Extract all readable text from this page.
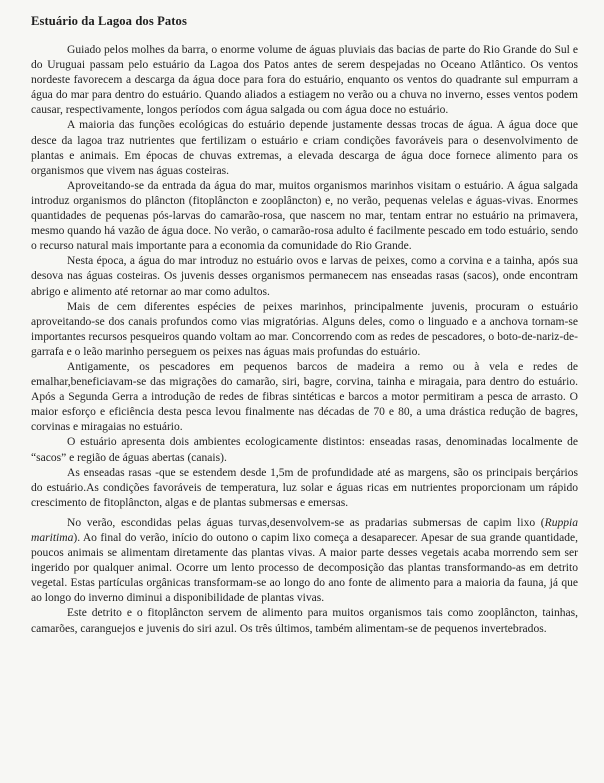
Estuário da Lagoa dos Patos

Guiado pelos molhes da barra, o enorme volume de águas pluviais das bacias de parte do Rio Grande do Sul e do Uruguai passam pelo estuário da Lagoa dos Patos antes de serem despejadas no Oceano Atlântico. Os ventos nordeste favorecem a descarga da água doce para fora do estuário, enquanto os ventos do quadrante sul empurram a água do mar para dentro do estuário. Quando aliados a estiagem no verão ou a chuva no inverno, esses ventos podem causar, respectivamente, longos períodos com água salgada ou com água doce no estuário.

A maioria das funções ecológicas do estuário depende justamente dessas trocas de água. A água doce que desce da lagoa traz nutrientes que fertilizam o estuário e criam condições favoráveis para o desenvolvimento de plantas e animais. Em épocas de chuvas extremas, a elevada descarga de água doce fornece alimento para os organismos que vivem nas águas costeiras.

Aproveitando-se da entrada da água do mar, muitos organismos marinhos visitam o estuário. A água salgada introduz organismos do plâncton (fitoplâncton e zooplâncton) e, no verão, pequenas velelas e águas-vivas. Enormes quantidades de pequenas pós-larvas do camarão-rosa, que nascem no mar, tentam entrar no estuário na primavera, mesmo quando há vazão de água doce. No verão, o camarão-rosa adulto é facilmente pescado em todo estuário, sendo o recurso natural mais importante para a economia da comunidade do Rio Grande.

Nesta época, a água do mar introduz no estuário ovos e larvas de peixes, como a corvina e a tainha, após sua desova nas águas costeiras. Os juvenis desses organismos permanecem nas enseadas rasas (sacos), onde encontram abrigo e alimento até retornar ao mar como adultos.

Mais de cem diferentes espécies de peixes marinhos, principalmente juvenis, procuram o estuário aproveitando-se dos canais profundos como vias migratórias. Alguns deles, como o linguado e a anchova tornam-se importantes recursos pesqueiros quando voltam ao mar. Concorrendo com as redes de pescadores, o boto-de-nariz-de-garrafa e o leão marinho perseguem os peixes nas águas mais profundas do estuário.

Antigamente, os pescadores em pequenos barcos de madeira a remo ou à vela e redes de emalhar,beneficiavam-se das migrações do camarão, siri, bagre, corvina, tainha e miragaia, para dentro do estuário. Após a Segunda Gerra a introdução de redes de fibras sintéticas e barcos a motor permitiram a pesca de arrasto. O maior esforço e eficiência desta pesca levou finalmente nas décadas de 70 e 80, a uma drástica redução de bagres, corvinas e miragaias no estuário.

O estuário apresenta dois ambientes ecologicamente distintos: enseadas rasas, denominadas localmente de “sacos” e região de águas abertas (canais).

As enseadas rasas -que se estendem desde 1,5m de profundidade até as margens, são os principais berçários do estuário.As condições favoráveis de temperatura, luz solar e águas ricas em nutrientes proporcionam um rápido crescimento de fitoplâncton, algas e de plantas submersas e emersas.

No verão, escondidas pelas águas turvas,desenvolvem-se as pradarias submersas de capim lixo (Ruppia maritima). Ao final do verão, início do outono o capim lixo começa a desaparecer. Apesar de sua grande quantidade, poucos animais se alimentam diretamente das plantas vivas. A maior parte desses vegetais acaba morrendo sem ser ingerido por qualquer animal. Ocorre um lento processo de decomposição das plantas transformando-as em detrito vegetal. Estas partículas orgânicas transformam-se ao longo do ano fonte de alimento para a maioria da fauna, já que ao longo do inverno diminui a disponibilidade de plantas vivas.

Este detrito e o fitoplâncton servem de alimento para muitos organismos tais como zooplâncton, tainhas, camarões, caranguejos e juvenis do siri azul. Os três últimos, também alimentam-se de pequenos invertebrados.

▶ WHAT TO WORK ON: Write the lines above out again exactly, without any of their pictures.

▶ SOLUTION:
Extract all readable text from this page.
Estuário da Lagoa dos Patos

Guiado pelos molhes da barra, o enorme volume de águas pluviais das bacias de parte do Rio Grande do Sul e do Uruguai passam pelo estuário da Lagoa dos Patos antes de serem despejadas no Oceano Atlântico. Os ventos nordeste favorecem a descarga da água doce para fora do estuário, enquanto os ventos do quadrante sul empurram a água do mar para dentro do estuário. Quando aliados a estiagem no verão ou a chuva no inverno, esses ventos podem causar, respectivamente, longos períodos com água salgada ou com água doce no estuário.

A maioria das funções ecológicas do estuário depende justamente dessas trocas de água. A água doce que desce da lagoa traz nutrientes que fertilizam o estuário e criam condições favoráveis para o desenvolvimento de plantas e animais. Em épocas de chuvas extremas, a elevada descarga de água doce fornece alimento para os organismos que vivem nas águas costeiras.

Aproveitando-se da entrada da água do mar, muitos organismos marinhos visitam o estuário. A água salgada introduz organismos do plâncton (fitoplâncton e zooplâncton) e, no verão, pequenas velelas e águas-vivas. Enormes quantidades de pequenas pós-larvas do camarão-rosa, que nascem no mar, tentam entrar no estuário na primavera, mesmo quando há vazão de água doce. No verão, o camarão-rosa adulto é facilmente pescado em todo estuário, sendo o recurso natural mais importante para a economia da comunidade do Rio Grande.

Nesta época, a água do mar introduz no estuário ovos e larvas de peixes, como a corvina e a tainha, após sua desova nas águas costeiras. Os juvenis desses organismos permanecem nas enseadas rasas (sacos), onde encontram abrigo e alimento até retornar ao mar como adultos.

Mais de cem diferentes espécies de peixes marinhos, principalmente juvenis, procuram o estuário aproveitando-se dos canais profundos como vias migratórias. Alguns deles, como o linguado e a anchova tornam-se importantes recursos pesqueiros quando voltam ao mar. Concorrendo com as redes de pescadores, o boto-de-nariz-de-garrafa e o leão marinho perseguem os peixes nas águas mais profundas do estuário.

Antigamente, os pescadores em pequenos barcos de madeira a remo ou à vela e redes de emalhar,beneficiavam-se das migrações do camarão, siri, bagre, corvina, tainha e miragaia, para dentro do estuário. Após a Segunda Gerra a introdução de redes de fibras sintéticas e barcos a motor permitiram a pesca de arrasto. O maior esforço e eficiência desta pesca levou finalmente nas décadas de 70 e 80, a uma drástica redução de bagres, corvinas e miragaias no estuário.

O estuário apresenta dois ambientes ecologicamente distintos: enseadas rasas, denominadas localmente de “sacos” e região de águas abertas (canais).

As enseadas rasas -que se estendem desde 1,5m de profundidade até as margens, são os principais berçários do estuário.As condições favoráveis de temperatura, luz solar e águas ricas em nutrientes proporcionam um rápido crescimento de fitoplâncton, algas e de plantas submersas e emersas.

No verão, escondidas pelas águas turvas,desenvolvem-se as pradarias submersas de capim lixo (Ruppia maritima). Ao final do verão, início do outono o capim lixo começa a desaparecer. Apesar de sua grande quantidade, poucos animais se alimentam diretamente das plantas vivas. A maior parte desses vegetais acaba morrendo sem ser ingerido por qualquer animal. Ocorre um lento processo de decomposição das plantas transformando-as em detrito vegetal. Estas partículas orgânicas transformam-se ao longo do ano fonte de alimento para a maioria da fauna, já que ao longo do inverno diminui a disponibilidade de plantas vivas.

Este detrito e o fitoplâncton servem de alimento para muitos organismos tais como zooplâncton, tainhas, camarões, caranguejos e juvenis do siri azul. Os três últimos, também alimentam-se de pequenos invertebrados.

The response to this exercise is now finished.